Objective
The records below must be copied in full; omit the images.

Figure content listings
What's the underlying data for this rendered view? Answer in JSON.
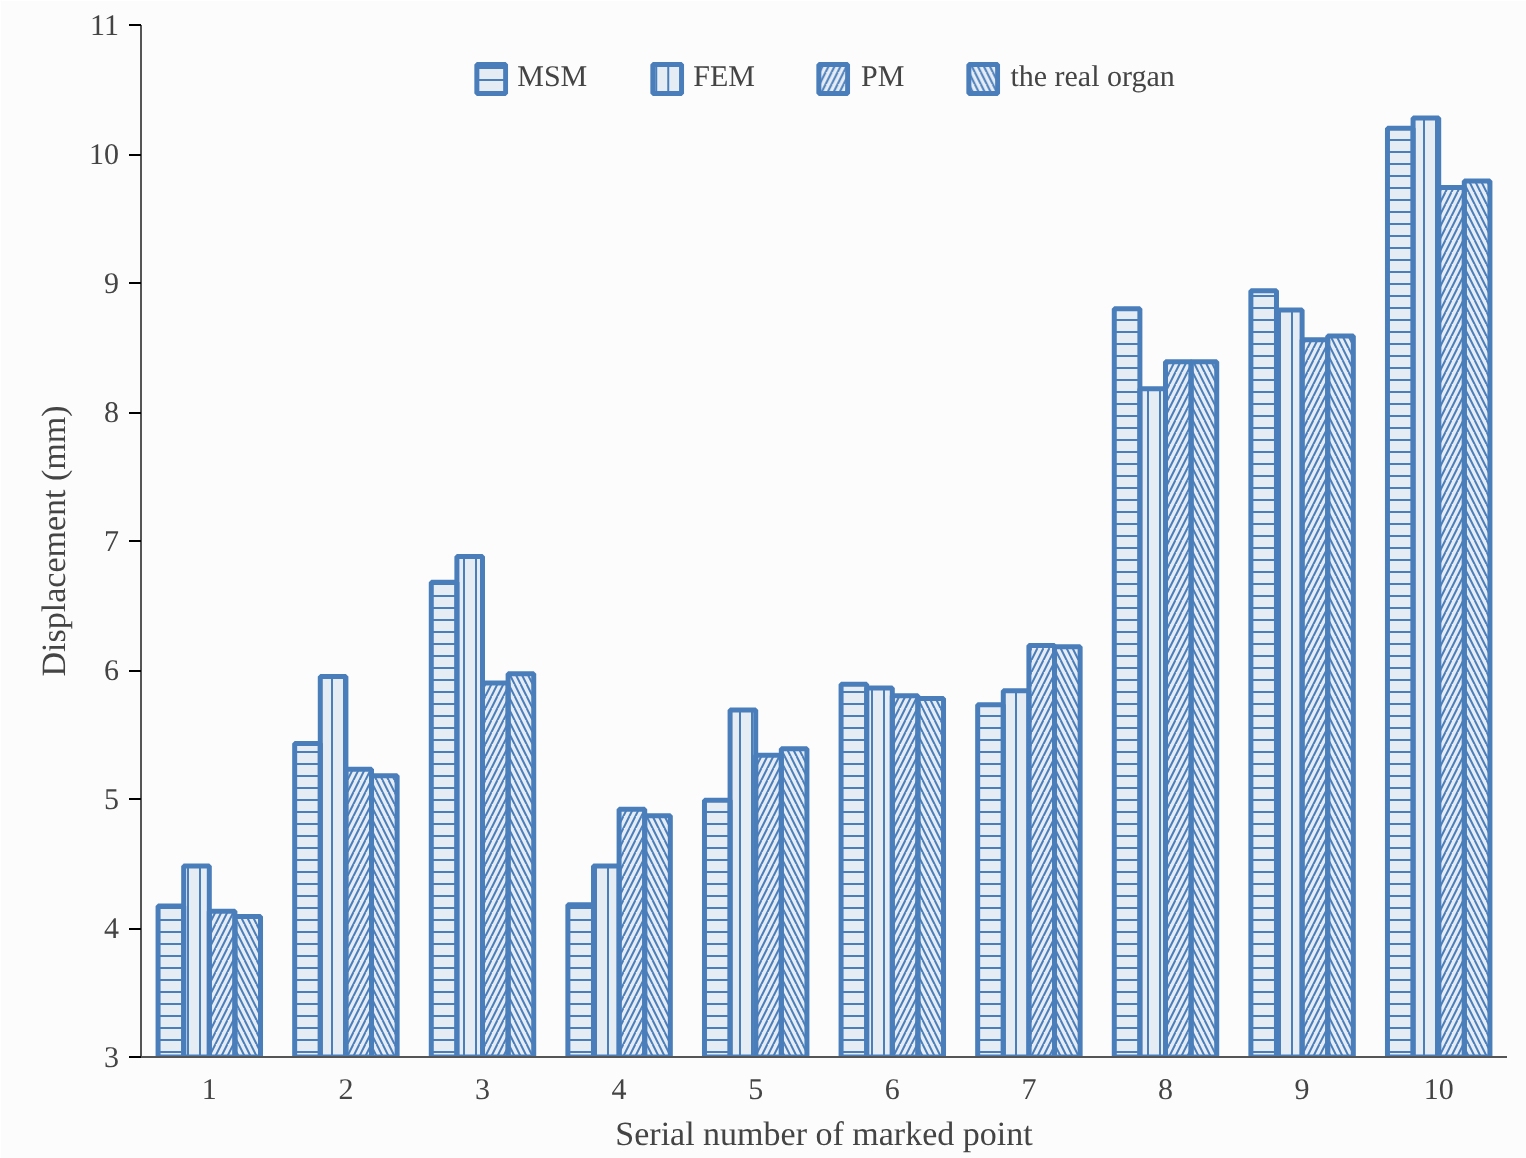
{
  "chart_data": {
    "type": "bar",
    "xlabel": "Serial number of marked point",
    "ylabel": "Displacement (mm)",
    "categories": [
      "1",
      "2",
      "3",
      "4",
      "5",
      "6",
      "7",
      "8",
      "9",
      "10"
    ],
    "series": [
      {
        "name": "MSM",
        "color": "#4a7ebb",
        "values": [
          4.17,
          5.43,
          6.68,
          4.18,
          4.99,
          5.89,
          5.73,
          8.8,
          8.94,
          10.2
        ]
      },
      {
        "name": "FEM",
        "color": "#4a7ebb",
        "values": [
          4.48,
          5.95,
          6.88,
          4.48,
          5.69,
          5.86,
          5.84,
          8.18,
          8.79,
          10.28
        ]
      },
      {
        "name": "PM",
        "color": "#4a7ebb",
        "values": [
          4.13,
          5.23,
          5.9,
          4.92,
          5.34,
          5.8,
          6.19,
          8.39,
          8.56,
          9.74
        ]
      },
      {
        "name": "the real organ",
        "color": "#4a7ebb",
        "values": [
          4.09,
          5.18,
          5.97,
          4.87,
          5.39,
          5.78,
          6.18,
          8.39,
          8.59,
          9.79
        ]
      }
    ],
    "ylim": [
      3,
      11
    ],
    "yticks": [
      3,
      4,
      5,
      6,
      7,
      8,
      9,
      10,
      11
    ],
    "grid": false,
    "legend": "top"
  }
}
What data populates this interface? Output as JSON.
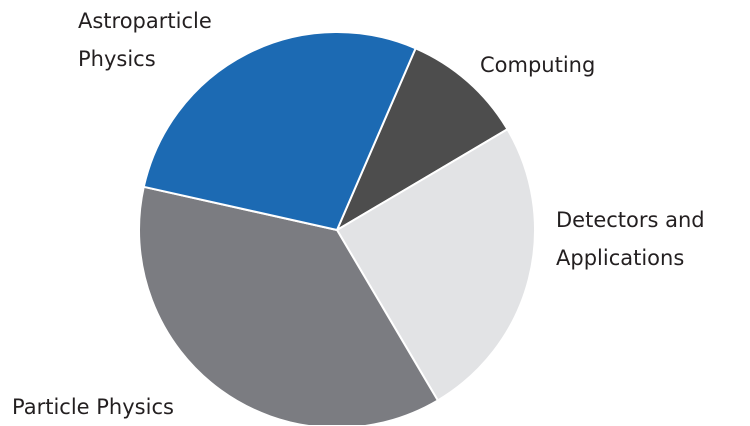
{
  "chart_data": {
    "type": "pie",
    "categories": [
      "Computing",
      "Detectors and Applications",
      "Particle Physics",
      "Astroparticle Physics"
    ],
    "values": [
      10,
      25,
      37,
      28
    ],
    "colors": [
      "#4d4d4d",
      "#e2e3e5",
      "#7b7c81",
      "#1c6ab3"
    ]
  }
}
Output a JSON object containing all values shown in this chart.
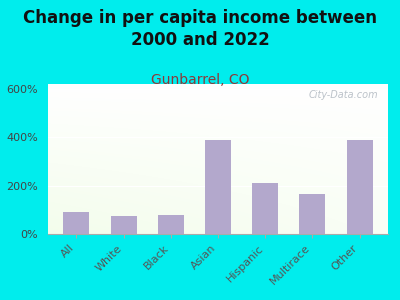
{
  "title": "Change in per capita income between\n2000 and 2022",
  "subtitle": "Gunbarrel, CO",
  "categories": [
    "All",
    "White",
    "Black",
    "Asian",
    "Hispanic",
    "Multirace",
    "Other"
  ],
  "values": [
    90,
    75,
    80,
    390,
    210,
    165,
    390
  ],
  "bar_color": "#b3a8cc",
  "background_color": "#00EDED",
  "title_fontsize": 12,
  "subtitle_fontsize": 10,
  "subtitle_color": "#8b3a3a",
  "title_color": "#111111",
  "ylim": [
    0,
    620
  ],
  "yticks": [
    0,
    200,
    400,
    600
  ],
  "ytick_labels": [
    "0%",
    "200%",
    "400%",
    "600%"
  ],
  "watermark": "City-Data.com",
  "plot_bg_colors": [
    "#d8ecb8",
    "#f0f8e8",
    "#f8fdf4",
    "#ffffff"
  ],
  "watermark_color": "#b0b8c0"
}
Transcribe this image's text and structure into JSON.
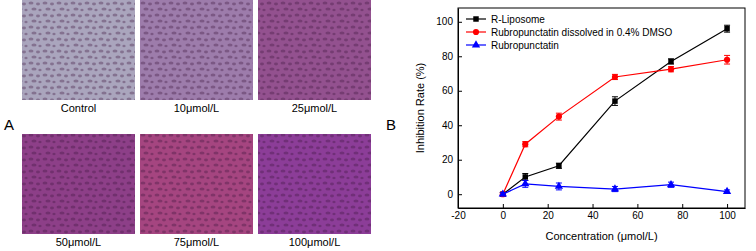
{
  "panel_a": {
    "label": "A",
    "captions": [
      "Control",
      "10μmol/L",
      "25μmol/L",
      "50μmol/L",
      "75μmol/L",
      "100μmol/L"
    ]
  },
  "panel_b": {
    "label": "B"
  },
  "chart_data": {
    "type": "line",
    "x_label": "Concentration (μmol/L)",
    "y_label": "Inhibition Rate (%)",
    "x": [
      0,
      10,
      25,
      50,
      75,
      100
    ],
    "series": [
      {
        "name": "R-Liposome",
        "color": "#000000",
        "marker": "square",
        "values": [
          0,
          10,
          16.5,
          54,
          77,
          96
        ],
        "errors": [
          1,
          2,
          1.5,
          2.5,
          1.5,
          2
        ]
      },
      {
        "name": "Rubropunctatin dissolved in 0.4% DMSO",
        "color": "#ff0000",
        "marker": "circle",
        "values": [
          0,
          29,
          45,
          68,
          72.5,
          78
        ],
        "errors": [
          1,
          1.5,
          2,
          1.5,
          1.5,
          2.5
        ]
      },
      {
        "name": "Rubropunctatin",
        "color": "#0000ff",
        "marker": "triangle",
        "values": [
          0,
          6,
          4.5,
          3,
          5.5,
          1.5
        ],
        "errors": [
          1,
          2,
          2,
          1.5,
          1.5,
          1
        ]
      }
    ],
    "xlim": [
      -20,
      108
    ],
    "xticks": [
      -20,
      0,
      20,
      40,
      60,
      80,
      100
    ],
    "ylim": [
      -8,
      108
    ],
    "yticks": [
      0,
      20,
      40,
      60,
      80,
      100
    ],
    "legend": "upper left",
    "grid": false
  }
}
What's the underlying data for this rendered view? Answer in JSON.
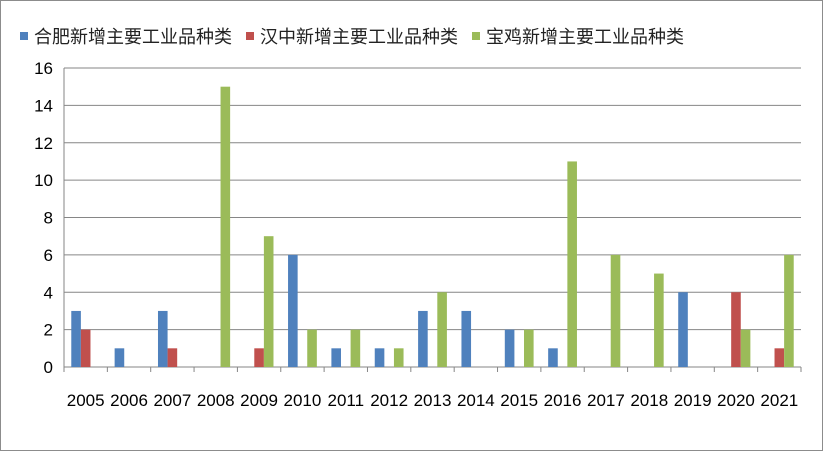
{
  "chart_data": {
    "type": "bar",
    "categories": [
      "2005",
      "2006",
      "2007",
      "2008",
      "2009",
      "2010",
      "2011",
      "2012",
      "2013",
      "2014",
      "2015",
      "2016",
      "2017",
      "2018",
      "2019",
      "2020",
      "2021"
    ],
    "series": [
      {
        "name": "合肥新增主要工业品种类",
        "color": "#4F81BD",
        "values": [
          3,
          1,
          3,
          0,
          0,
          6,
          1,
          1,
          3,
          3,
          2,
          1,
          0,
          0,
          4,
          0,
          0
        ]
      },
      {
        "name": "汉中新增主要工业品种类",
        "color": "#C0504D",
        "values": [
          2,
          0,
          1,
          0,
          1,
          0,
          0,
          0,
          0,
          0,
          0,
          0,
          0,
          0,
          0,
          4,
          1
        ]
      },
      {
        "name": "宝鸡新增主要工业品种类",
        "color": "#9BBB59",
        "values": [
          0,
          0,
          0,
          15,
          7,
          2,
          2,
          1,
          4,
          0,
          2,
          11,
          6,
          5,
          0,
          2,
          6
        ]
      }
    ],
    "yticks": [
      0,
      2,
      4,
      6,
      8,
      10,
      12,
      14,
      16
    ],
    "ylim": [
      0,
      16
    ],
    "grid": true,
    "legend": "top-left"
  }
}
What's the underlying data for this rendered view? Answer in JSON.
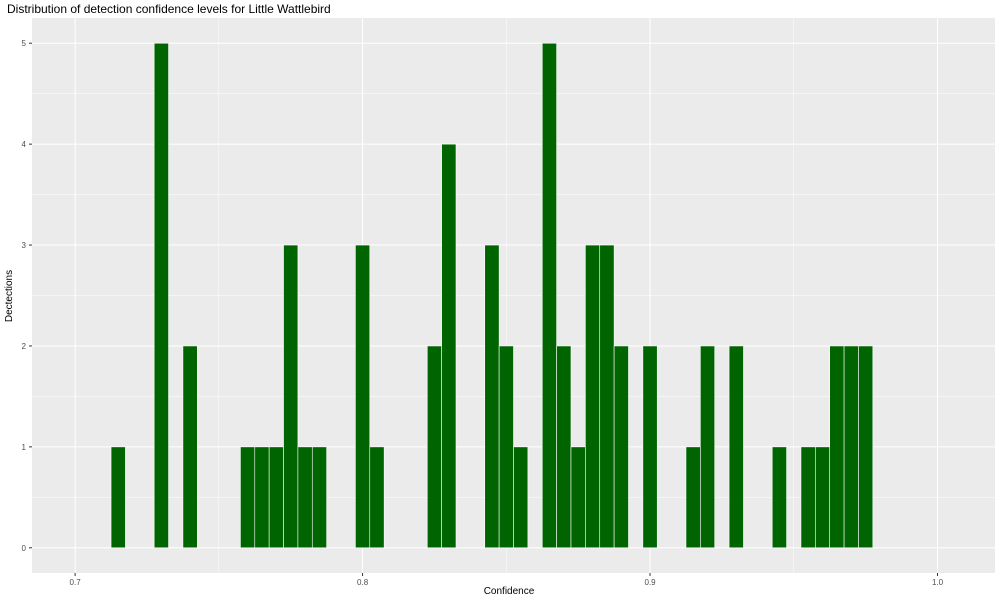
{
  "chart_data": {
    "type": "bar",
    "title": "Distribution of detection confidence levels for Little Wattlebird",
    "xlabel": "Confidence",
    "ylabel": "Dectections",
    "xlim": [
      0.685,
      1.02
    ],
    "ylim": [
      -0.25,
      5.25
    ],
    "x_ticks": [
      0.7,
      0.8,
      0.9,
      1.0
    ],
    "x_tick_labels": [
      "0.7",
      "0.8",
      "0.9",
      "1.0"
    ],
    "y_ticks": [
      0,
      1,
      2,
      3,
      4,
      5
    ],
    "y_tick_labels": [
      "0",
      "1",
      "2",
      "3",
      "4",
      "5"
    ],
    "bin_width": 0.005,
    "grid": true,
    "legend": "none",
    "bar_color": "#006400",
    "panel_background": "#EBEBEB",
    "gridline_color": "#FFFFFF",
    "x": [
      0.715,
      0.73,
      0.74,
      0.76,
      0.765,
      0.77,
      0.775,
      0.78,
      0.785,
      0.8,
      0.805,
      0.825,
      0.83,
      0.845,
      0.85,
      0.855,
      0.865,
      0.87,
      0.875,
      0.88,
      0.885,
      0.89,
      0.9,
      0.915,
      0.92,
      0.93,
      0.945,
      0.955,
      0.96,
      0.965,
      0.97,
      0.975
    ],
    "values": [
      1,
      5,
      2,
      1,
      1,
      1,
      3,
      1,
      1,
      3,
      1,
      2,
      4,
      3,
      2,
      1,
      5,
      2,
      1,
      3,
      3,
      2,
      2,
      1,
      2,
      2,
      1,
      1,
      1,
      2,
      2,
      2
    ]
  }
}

Complete response
What's the underlying data for this rendered view? Answer in JSON.
{
  "chart_data": {
    "type": "bar",
    "xlabel": "Serial number of marked point",
    "ylabel": "Displacement (mm)",
    "categories": [
      "1",
      "2",
      "3",
      "4",
      "5",
      "6",
      "7",
      "8",
      "9",
      "10"
    ],
    "series": [
      {
        "name": "MSM",
        "color": "#4a7ebb",
        "values": [
          4.17,
          5.43,
          6.68,
          4.18,
          4.99,
          5.89,
          5.73,
          8.8,
          8.94,
          10.2
        ]
      },
      {
        "name": "FEM",
        "color": "#4a7ebb",
        "values": [
          4.48,
          5.95,
          6.88,
          4.48,
          5.69,
          5.86,
          5.84,
          8.18,
          8.79,
          10.28
        ]
      },
      {
        "name": "PM",
        "color": "#4a7ebb",
        "values": [
          4.13,
          5.23,
          5.9,
          4.92,
          5.34,
          5.8,
          6.19,
          8.39,
          8.56,
          9.74
        ]
      },
      {
        "name": "the real organ",
        "color": "#4a7ebb",
        "values": [
          4.09,
          5.18,
          5.97,
          4.87,
          5.39,
          5.78,
          6.18,
          8.39,
          8.59,
          9.79
        ]
      }
    ],
    "ylim": [
      3,
      11
    ],
    "yticks": [
      3,
      4,
      5,
      6,
      7,
      8,
      9,
      10,
      11
    ],
    "grid": false,
    "legend": "top"
  }
}
What data populates this interface? Output as JSON.
{
  "chart_data": {
    "type": "pie",
    "categories": [
      "Computing",
      "Detectors and Applications",
      "Particle Physics",
      "Astroparticle Physics"
    ],
    "values": [
      10,
      25,
      37,
      28
    ],
    "colors": [
      "#4d4d4d",
      "#e2e3e5",
      "#7b7c81",
      "#1c6ab3"
    ]
  }
}
Output a JSON object containing all values shown in this chart.
{
  "title": "Change in per capita income between\n2000 and 2022",
  "subtitle": "Gunbarrel, CO",
  "categories": [
    "All",
    "White",
    "Black",
    "Asian",
    "Hispanic",
    "Multirace",
    "Other"
  ],
  "values": [
    90,
    75,
    80,
    390,
    210,
    165,
    390
  ],
  "bar_color": "#b3a8cc",
  "background_color": "#00EDED",
  "title_fontsize": 12,
  "subtitle_fontsize": 10,
  "subtitle_color": "#8b3a3a",
  "title_color": "#111111",
  "ylim": [
    0,
    620
  ],
  "yticks": [
    0,
    200,
    400,
    600
  ],
  "ytick_labels": [
    "0%",
    "200%",
    "400%",
    "600%"
  ],
  "watermark": "City-Data.com",
  "plot_bg_colors": [
    "#d8ecb8",
    "#f0f8e8",
    "#f8fdf4",
    "#ffffff"
  ],
  "watermark_color": "#b0b8c0"
}
Transcribe this image's text and structure into JSON.
{
  "panel_a": {
    "label": "A",
    "captions": [
      "Control",
      "10μmol/L",
      "25μmol/L",
      "50μmol/L",
      "75μmol/L",
      "100μmol/L"
    ]
  },
  "panel_b": {
    "label": "B"
  },
  "chart_data": {
    "type": "line",
    "x_label": "Concentration (μmol/L)",
    "y_label": "Inhibition Rate (%)",
    "x": [
      0,
      10,
      25,
      50,
      75,
      100
    ],
    "series": [
      {
        "name": "R-Liposome",
        "color": "#000000",
        "marker": "square",
        "values": [
          0,
          10,
          16.5,
          54,
          77,
          96
        ],
        "errors": [
          1,
          2,
          1.5,
          2.5,
          1.5,
          2
        ]
      },
      {
        "name": "Rubropunctatin dissolved in 0.4% DMSO",
        "color": "#ff0000",
        "marker": "circle",
        "values": [
          0,
          29,
          45,
          68,
          72.5,
          78
        ],
        "errors": [
          1,
          1.5,
          2,
          1.5,
          1.5,
          2.5
        ]
      },
      {
        "name": "Rubropunctatin",
        "color": "#0000ff",
        "marker": "triangle",
        "values": [
          0,
          6,
          4.5,
          3,
          5.5,
          1.5
        ],
        "errors": [
          1,
          2,
          2,
          1.5,
          1.5,
          1
        ]
      }
    ],
    "xlim": [
      -20,
      108
    ],
    "xticks": [
      -20,
      0,
      20,
      40,
      60,
      80,
      100
    ],
    "ylim": [
      -8,
      108
    ],
    "yticks": [
      0,
      20,
      40,
      60,
      80,
      100
    ],
    "legend": "upper left",
    "grid": false
  }
}
What's the underlying data for this rendered view? Answer in JSON.
{
  "chart_data": {
    "type": "bar",
    "categories": [
      "2005",
      "2006",
      "2007",
      "2008",
      "2009",
      "2010",
      "2011",
      "2012",
      "2013",
      "2014",
      "2015",
      "2016",
      "2017",
      "2018",
      "2019",
      "2020",
      "2021"
    ],
    "series": [
      {
        "name": "合肥新增主要工业品种类",
        "color": "#4F81BD",
        "values": [
          3,
          1,
          3,
          0,
          0,
          6,
          1,
          1,
          3,
          3,
          2,
          1,
          0,
          0,
          4,
          0,
          0
        ]
      },
      {
        "name": "汉中新增主要工业品种类",
        "color": "#C0504D",
        "values": [
          2,
          0,
          1,
          0,
          1,
          0,
          0,
          0,
          0,
          0,
          0,
          0,
          0,
          0,
          0,
          4,
          1
        ]
      },
      {
        "name": "宝鸡新增主要工业品种类",
        "color": "#9BBB59",
        "values": [
          0,
          0,
          0,
          15,
          7,
          2,
          2,
          1,
          4,
          0,
          2,
          11,
          6,
          5,
          0,
          2,
          6
        ]
      }
    ],
    "yticks": [
      0,
      2,
      4,
      6,
      8,
      10,
      12,
      14,
      16
    ],
    "ylim": [
      0,
      16
    ],
    "grid": true,
    "legend": "top-left"
  }
}
What's the underlying data for this rendered view? Answer in JSON.
{
  "chart_data": {
    "type": "bar",
    "title": "Distribution of detection confidence levels for Little Wattlebird",
    "xlabel": "Confidence",
    "ylabel": "Dectections",
    "xlim": [
      0.685,
      1.02
    ],
    "ylim": [
      -0.25,
      5.25
    ],
    "x_ticks": [
      0.7,
      0.8,
      0.9,
      1.0
    ],
    "x_tick_labels": [
      "0.7",
      "0.8",
      "0.9",
      "1.0"
    ],
    "y_ticks": [
      0,
      1,
      2,
      3,
      4,
      5
    ],
    "y_tick_labels": [
      "0",
      "1",
      "2",
      "3",
      "4",
      "5"
    ],
    "bin_width": 0.005,
    "grid": true,
    "legend": "none",
    "bar_color": "#006400",
    "panel_background": "#EBEBEB",
    "gridline_color": "#FFFFFF",
    "x": [
      0.715,
      0.73,
      0.74,
      0.76,
      0.765,
      0.77,
      0.775,
      0.78,
      0.785,
      0.8,
      0.805,
      0.825,
      0.83,
      0.845,
      0.85,
      0.855,
      0.865,
      0.87,
      0.875,
      0.88,
      0.885,
      0.89,
      0.9,
      0.915,
      0.92,
      0.93,
      0.945,
      0.955,
      0.96,
      0.965,
      0.97,
      0.975
    ],
    "values": [
      1,
      5,
      2,
      1,
      1,
      1,
      3,
      1,
      1,
      3,
      1,
      2,
      4,
      3,
      2,
      1,
      5,
      2,
      1,
      3,
      3,
      2,
      2,
      1,
      2,
      2,
      1,
      1,
      1,
      2,
      2,
      2
    ]
  }
}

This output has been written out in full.